▶ [Stated task] Images are not part of the copy; transcribe all the data exactly.

-- start Entries --

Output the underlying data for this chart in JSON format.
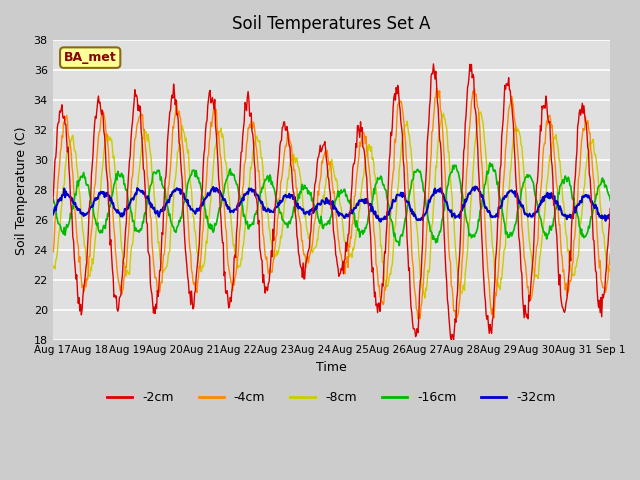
{
  "title": "Soil Temperatures Set A",
  "xlabel": "Time",
  "ylabel": "Soil Temperature (C)",
  "ylim": [
    18,
    38
  ],
  "yticks": [
    18,
    20,
    22,
    24,
    26,
    28,
    30,
    32,
    34,
    36,
    38
  ],
  "line_colors": {
    "-2cm": "#dd0000",
    "-4cm": "#ff8800",
    "-8cm": "#cccc00",
    "-16cm": "#00bb00",
    "-32cm": "#0000cc"
  },
  "legend_label": "BA_met",
  "n_days": 15,
  "points_per_day": 48,
  "xtick_labels": [
    "Aug 17",
    "Aug 18",
    "Aug 19",
    "Aug 20",
    "Aug 21",
    "Aug 22",
    "Aug 23",
    "Aug 24",
    "Aug 25",
    "Aug 26",
    "Aug 27",
    "Aug 28",
    "Aug 29",
    "Aug 30",
    "Aug 31",
    "Sep 1"
  ]
}
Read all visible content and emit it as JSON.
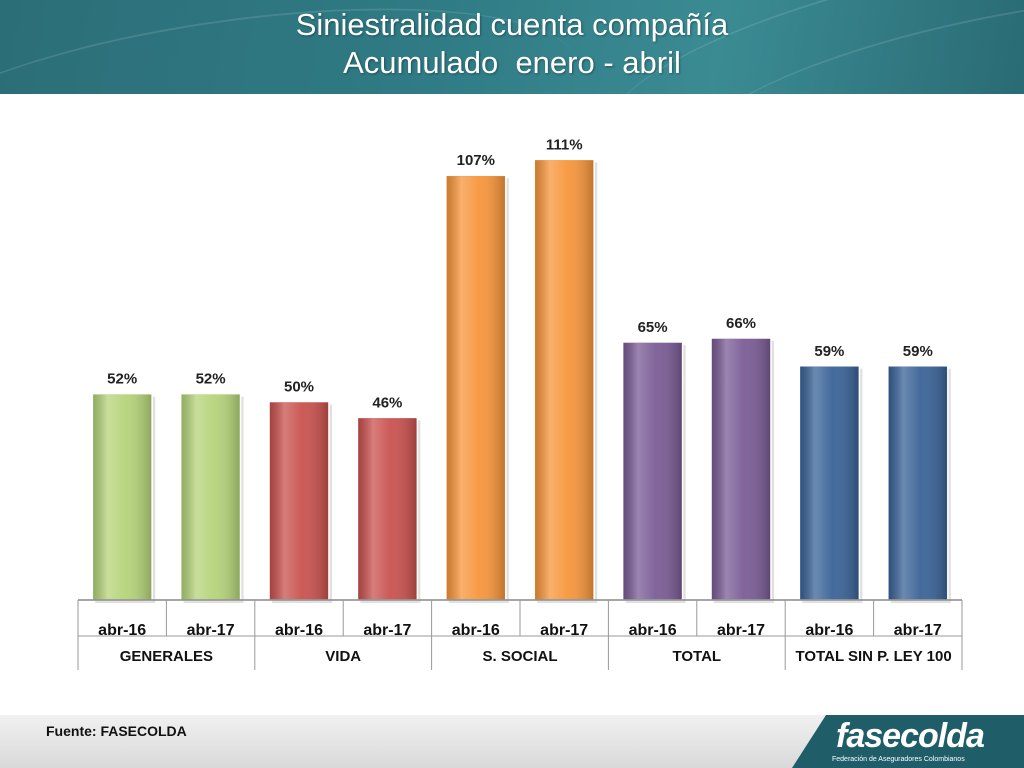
{
  "header": {
    "title_line1": "Siniestralidad cuenta compañía",
    "title_line2": "Acumulado  enero - abril"
  },
  "footer": {
    "source": "Fuente: FASECOLDA",
    "logo_word": "fasecolda",
    "logo_subtitle": "Federación de Aseguradores Colombianos"
  },
  "chart_data": {
    "type": "bar",
    "title": "Siniestralidad cuenta compañía Acumulado  enero - abril",
    "xlabel": "",
    "ylabel": "",
    "ylim": [
      0,
      115
    ],
    "grid": false,
    "legend": "none",
    "groups": [
      {
        "name": "GENERALES",
        "color": "#b5d47a",
        "bars": [
          {
            "label": "abr-16",
            "value": 52,
            "text": "52%"
          },
          {
            "label": "abr-17",
            "value": 52,
            "text": "52%"
          }
        ]
      },
      {
        "name": "VIDA",
        "color": "#c9524f",
        "bars": [
          {
            "label": "abr-16",
            "value": 50,
            "text": "50%"
          },
          {
            "label": "abr-17",
            "value": 46,
            "text": "46%"
          }
        ]
      },
      {
        "name": "S. SOCIAL",
        "color": "#f7963c",
        "bars": [
          {
            "label": "abr-16",
            "value": 107,
            "text": "107%"
          },
          {
            "label": "abr-17",
            "value": 111,
            "text": "111%"
          }
        ]
      },
      {
        "name": "TOTAL",
        "color": "#7a5c96",
        "bars": [
          {
            "label": "abr-16",
            "value": 65,
            "text": "65%"
          },
          {
            "label": "abr-17",
            "value": 66,
            "text": "66%"
          }
        ]
      },
      {
        "name": "TOTAL SIN P. LEY 100",
        "color": "#3a6397",
        "bars": [
          {
            "label": "abr-16",
            "value": 59,
            "text": "59%"
          },
          {
            "label": "abr-17",
            "value": 59,
            "text": "59%"
          }
        ]
      }
    ]
  }
}
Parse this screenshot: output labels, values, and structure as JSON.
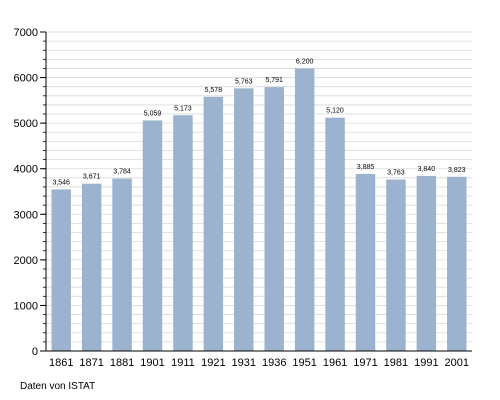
{
  "chart_data": {
    "type": "bar",
    "title": "",
    "xlabel": "",
    "ylabel": "",
    "categories": [
      "1861",
      "1871",
      "1881",
      "1901",
      "1911",
      "1921",
      "1931",
      "1936",
      "1951",
      "1961",
      "1971",
      "1981",
      "1991",
      "2001"
    ],
    "values": [
      3546,
      3671,
      3784,
      5059,
      5173,
      5578,
      5763,
      5791,
      6200,
      5120,
      3885,
      3763,
      3840,
      3823
    ],
    "data_labels": [
      "3,546",
      "3,671",
      "3,784",
      "5,059",
      "5,173",
      "5,578",
      "5,763",
      "5,791",
      "6,200",
      "5,120",
      "3,885",
      "3,763",
      "3,840",
      "3,823"
    ],
    "ylim": [
      0,
      7000
    ],
    "yticks": [
      "0",
      "1000",
      "2000",
      "3000",
      "4000",
      "5000",
      "6000",
      "7000"
    ],
    "grid": true,
    "bar_color": "#9bb3ce",
    "grid_color": "#d9d9d9"
  },
  "source": "Daten von ISTAT"
}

-- end Entries --

▶ [Worked solution]
Output the underlying data for this chart in JSON format.
{
  "title": "Soil Temperatures Set A",
  "xlabel": "Time",
  "ylabel": "Soil Temperature (C)",
  "ylim": [
    18,
    38
  ],
  "yticks": [
    18,
    20,
    22,
    24,
    26,
    28,
    30,
    32,
    34,
    36,
    38
  ],
  "line_colors": {
    "-2cm": "#dd0000",
    "-4cm": "#ff8800",
    "-8cm": "#cccc00",
    "-16cm": "#00bb00",
    "-32cm": "#0000cc"
  },
  "legend_label": "BA_met",
  "n_days": 15,
  "points_per_day": 48,
  "xtick_labels": [
    "Aug 17",
    "Aug 18",
    "Aug 19",
    "Aug 20",
    "Aug 21",
    "Aug 22",
    "Aug 23",
    "Aug 24",
    "Aug 25",
    "Aug 26",
    "Aug 27",
    "Aug 28",
    "Aug 29",
    "Aug 30",
    "Aug 31",
    "Sep 1"
  ]
}
Read all visible content and emit it as JSON.
{
  "header": {
    "title_line1": "Siniestralidad cuenta compañía",
    "title_line2": "Acumulado  enero - abril"
  },
  "footer": {
    "source": "Fuente: FASECOLDA",
    "logo_word": "fasecolda",
    "logo_subtitle": "Federación de Aseguradores Colombianos"
  },
  "chart_data": {
    "type": "bar",
    "title": "Siniestralidad cuenta compañía Acumulado  enero - abril",
    "xlabel": "",
    "ylabel": "",
    "ylim": [
      0,
      115
    ],
    "grid": false,
    "legend": "none",
    "groups": [
      {
        "name": "GENERALES",
        "color": "#b5d47a",
        "bars": [
          {
            "label": "abr-16",
            "value": 52,
            "text": "52%"
          },
          {
            "label": "abr-17",
            "value": 52,
            "text": "52%"
          }
        ]
      },
      {
        "name": "VIDA",
        "color": "#c9524f",
        "bars": [
          {
            "label": "abr-16",
            "value": 50,
            "text": "50%"
          },
          {
            "label": "abr-17",
            "value": 46,
            "text": "46%"
          }
        ]
      },
      {
        "name": "S. SOCIAL",
        "color": "#f7963c",
        "bars": [
          {
            "label": "abr-16",
            "value": 107,
            "text": "107%"
          },
          {
            "label": "abr-17",
            "value": 111,
            "text": "111%"
          }
        ]
      },
      {
        "name": "TOTAL",
        "color": "#7a5c96",
        "bars": [
          {
            "label": "abr-16",
            "value": 65,
            "text": "65%"
          },
          {
            "label": "abr-17",
            "value": 66,
            "text": "66%"
          }
        ]
      },
      {
        "name": "TOTAL SIN P. LEY 100",
        "color": "#3a6397",
        "bars": [
          {
            "label": "abr-16",
            "value": 59,
            "text": "59%"
          },
          {
            "label": "abr-17",
            "value": 59,
            "text": "59%"
          }
        ]
      }
    ]
  }
}
Parse this screenshot: output labels, values, and structure as JSON.
{
  "chart_data": {
    "type": "bar",
    "title": "",
    "xlabel": "",
    "ylabel": "",
    "categories": [
      "1861",
      "1871",
      "1881",
      "1901",
      "1911",
      "1921",
      "1931",
      "1936",
      "1951",
      "1961",
      "1971",
      "1981",
      "1991",
      "2001"
    ],
    "values": [
      3546,
      3671,
      3784,
      5059,
      5173,
      5578,
      5763,
      5791,
      6200,
      5120,
      3885,
      3763,
      3840,
      3823
    ],
    "data_labels": [
      "3,546",
      "3,671",
      "3,784",
      "5,059",
      "5,173",
      "5,578",
      "5,763",
      "5,791",
      "6,200",
      "5,120",
      "3,885",
      "3,763",
      "3,840",
      "3,823"
    ],
    "ylim": [
      0,
      7000
    ],
    "yticks": [
      "0",
      "1000",
      "2000",
      "3000",
      "4000",
      "5000",
      "6000",
      "7000"
    ],
    "grid": true,
    "bar_color": "#9bb3ce",
    "grid_color": "#d9d9d9"
  },
  "source": "Daten von ISTAT"
}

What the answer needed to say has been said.